▸ **PROBLEM DESCRIPTION**: Below is a listing to transcribe in full and exactly; keep the pictures out.
►
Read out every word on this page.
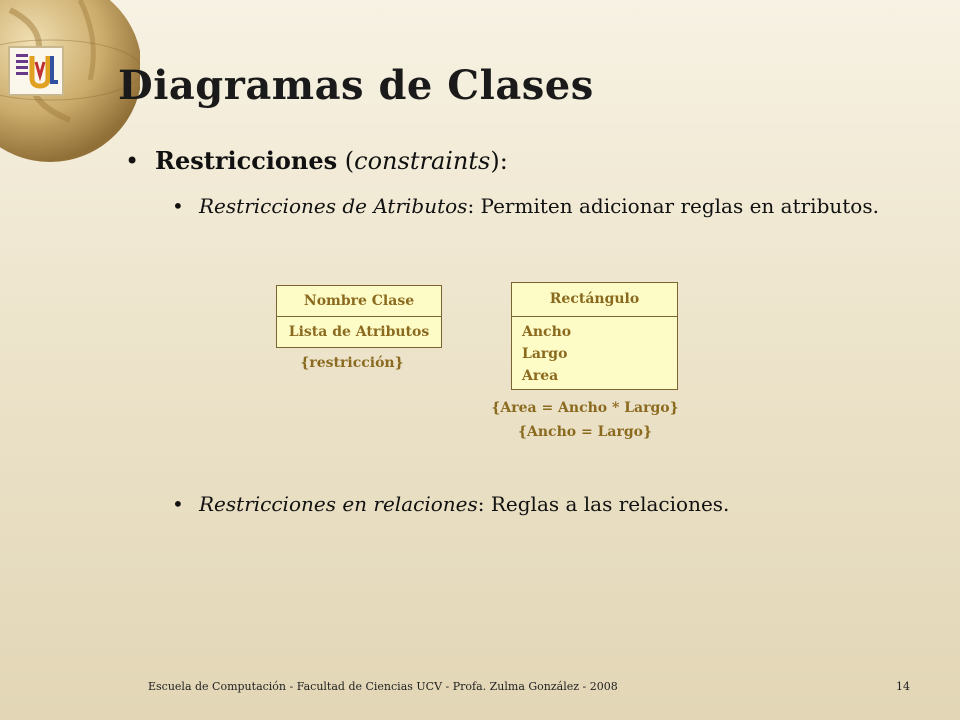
Diagramas de Clases
• Restricciones (constraints):
• Restricciones de Atributos: Permiten adicionar reglas en atributos.
Nombre Clase
Lista de Atributos
{restricción}
Rectángulo
Ancho
Largo
Area
{Area = Ancho * Largo}
{Ancho = Largo}
• Restricciones en relaciones: Reglas a las relaciones.
Escuela de Computación - Facultad de Ciencias UCV - Profa. Zulma González - 2008	14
◄
▸ **RESULT OF THE EXERCISE**:
Read out every word on this page.
Diagramas de Clases
• Restricciones (constraints):
• Restricciones de Atributos: Permiten adicionar reglas en atributos.
Nombre Clase
Lista de Atributos
{restricción}
Rectángulo
Ancho
Largo
Area
{Area = Ancho * Largo}
{Ancho = Largo}
• Restricciones en relaciones: Reglas a las relaciones.
Escuela de Computación - Facultad de Ciencias UCV - Profa. Zulma González - 2008	14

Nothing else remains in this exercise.